## START DOCUMENT EXCERPT
A smart contract is a self-executing contract whose terms are wholly or partly written in computer code. 

The most basic bit of any computer code is: if x, then y. If condition x is met, then perform action y. And in essence, that’s all a smart contract is – a piece of software that performs specified actions (e.g. pay out money or transfer the title to goods) when certain conditions are met, whether as a one-off or repeatedly. 

The first smart contracts were mostly written in natural language. They either required performance to be executed in code or included some terms in code. But it is now possible for contracts to be written entirely in code – which can make them hugely more economic and efficient, but which may also  raise new legal issues and which certainly requires an extra degree of due diligence from the contracting parties.

Creating a framework and managing risk

There is a strong argument for using a ‘real world’ contract as part of a framework, alongside one or more smart contracts. This may not be necessary if the smart contract is a very simple one that can be easily monitored. But otherwise, unless a contract is extremely low value and low risk, you probably want to have a failsafe governing structure around the outside of it.

For more on failsafes, disputes and other problems that may arise with smart contracts, see managing smart contract risks.

How do you build a smart contract?
## END DOCUMENT EXCERPT
## START MATERIAL SUPPLIED
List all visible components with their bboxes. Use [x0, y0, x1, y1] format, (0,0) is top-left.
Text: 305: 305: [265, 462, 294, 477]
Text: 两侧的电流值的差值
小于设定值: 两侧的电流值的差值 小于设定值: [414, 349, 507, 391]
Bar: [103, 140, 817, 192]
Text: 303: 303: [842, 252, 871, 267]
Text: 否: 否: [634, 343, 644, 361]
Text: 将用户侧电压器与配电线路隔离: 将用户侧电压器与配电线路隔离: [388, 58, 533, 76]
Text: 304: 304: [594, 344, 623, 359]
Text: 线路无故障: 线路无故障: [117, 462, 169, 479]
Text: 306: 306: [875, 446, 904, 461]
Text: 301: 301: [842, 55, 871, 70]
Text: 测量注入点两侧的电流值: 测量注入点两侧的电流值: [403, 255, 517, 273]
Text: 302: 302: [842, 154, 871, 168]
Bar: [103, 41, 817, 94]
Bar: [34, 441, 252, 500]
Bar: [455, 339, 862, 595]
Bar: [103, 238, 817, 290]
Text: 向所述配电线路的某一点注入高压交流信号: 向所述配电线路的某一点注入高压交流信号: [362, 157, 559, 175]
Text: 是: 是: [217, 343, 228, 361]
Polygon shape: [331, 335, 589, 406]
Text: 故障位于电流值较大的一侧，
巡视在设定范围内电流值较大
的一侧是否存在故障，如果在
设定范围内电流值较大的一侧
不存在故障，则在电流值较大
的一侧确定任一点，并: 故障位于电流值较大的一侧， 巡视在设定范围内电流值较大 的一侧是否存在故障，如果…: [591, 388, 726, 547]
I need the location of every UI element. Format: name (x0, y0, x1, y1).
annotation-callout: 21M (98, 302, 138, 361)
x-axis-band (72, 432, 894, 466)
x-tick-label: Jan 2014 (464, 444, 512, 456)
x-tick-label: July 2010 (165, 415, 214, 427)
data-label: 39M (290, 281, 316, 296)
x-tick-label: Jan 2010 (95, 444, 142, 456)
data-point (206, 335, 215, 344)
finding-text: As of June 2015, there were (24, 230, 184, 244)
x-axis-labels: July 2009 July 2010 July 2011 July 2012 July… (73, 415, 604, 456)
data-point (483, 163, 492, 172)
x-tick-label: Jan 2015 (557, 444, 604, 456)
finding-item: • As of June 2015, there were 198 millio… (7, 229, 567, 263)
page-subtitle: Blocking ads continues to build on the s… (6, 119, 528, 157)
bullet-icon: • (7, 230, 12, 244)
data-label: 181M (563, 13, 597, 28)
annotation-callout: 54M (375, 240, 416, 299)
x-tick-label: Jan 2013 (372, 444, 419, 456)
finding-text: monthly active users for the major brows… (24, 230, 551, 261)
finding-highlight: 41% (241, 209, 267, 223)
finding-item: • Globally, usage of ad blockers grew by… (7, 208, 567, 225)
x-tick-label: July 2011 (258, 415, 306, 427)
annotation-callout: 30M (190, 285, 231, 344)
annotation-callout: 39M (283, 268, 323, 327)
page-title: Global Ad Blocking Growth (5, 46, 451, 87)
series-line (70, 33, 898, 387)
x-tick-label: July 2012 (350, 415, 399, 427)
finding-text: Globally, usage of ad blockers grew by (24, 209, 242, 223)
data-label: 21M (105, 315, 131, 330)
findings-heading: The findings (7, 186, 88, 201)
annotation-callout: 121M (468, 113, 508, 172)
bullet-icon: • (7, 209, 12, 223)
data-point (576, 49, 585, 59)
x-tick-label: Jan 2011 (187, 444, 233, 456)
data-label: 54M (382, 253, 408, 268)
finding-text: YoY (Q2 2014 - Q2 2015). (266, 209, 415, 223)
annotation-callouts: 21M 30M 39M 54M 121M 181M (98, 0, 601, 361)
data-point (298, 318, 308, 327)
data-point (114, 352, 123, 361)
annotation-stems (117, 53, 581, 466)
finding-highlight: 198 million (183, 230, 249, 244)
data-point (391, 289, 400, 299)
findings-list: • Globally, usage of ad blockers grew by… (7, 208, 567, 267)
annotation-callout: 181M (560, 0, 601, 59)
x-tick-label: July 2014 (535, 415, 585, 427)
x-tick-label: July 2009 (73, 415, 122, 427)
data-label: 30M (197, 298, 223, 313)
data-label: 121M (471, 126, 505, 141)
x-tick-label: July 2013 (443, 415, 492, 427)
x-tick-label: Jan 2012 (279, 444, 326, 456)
## END MATERIAL SUPPLIED
EXERCISE INSTRUCTIONS:
A. What is the most basic bit of any computer code, according to the smart contracts excerpt?
B. Retype the part of the smart contracts excerpt that opens with the words containing "There is a strong" and closes with "outside of it.".
C. Extend the smart contracts excerpt, picking up right after its final line.

EXERCISE ANSWERS:
A. If x, then y.

B.
There is a strong argument for using a ‘real world’ contract as part of a framework, alongside one or more smart contracts. This may not be necessary if the smart contract is a very simple one that can be easily monitored. But otherwise, unless a contract is extremely low value and low risk, you probably want to have a failsafe governing structure around the outside of it.

C.
You can use some types of smart contract ‘off the shelf’. But they might not do what you want to do. If you have a bespoke problem, it's highly unlikely somebody has programmed exactly the right rules you need. So you'll probably use of the many available open source code kernels that are now available as the starting point for your smart contract. 

A key issue is determining the conditions that will trigger the performance of the contract. These may be that somebody does something and that information is passed to the contract. The contract may perform verification – e.g. by checking that money is in a bank account. Or the contract may draw its information from an ‘oracle’, which is the industry term for a (typically third party) data feed. 

Data from oracles may take many forms, ranging from share price information to stock control data.  Potentially any sort data can be accessed via an oracle, although the parties to a contract will want to assure themselves of its reliability. In some cases – for instance, weather data used as an oracle in insurance contracts for farmers – there may be a number of potential data sources. Choosing the most appropriate one may make a material difference to the performance of the contract.

It is important to remember that, whatever the conditions are, they will have to be met exactly in order to trigger the action of the contract. A smart contract can’t say “close enough” or “OK in the circumstances”. Any latitude that is required has to be built into the contract from the start, by broadening the parameters of the trigger conditions. 

Who uses smart contracts?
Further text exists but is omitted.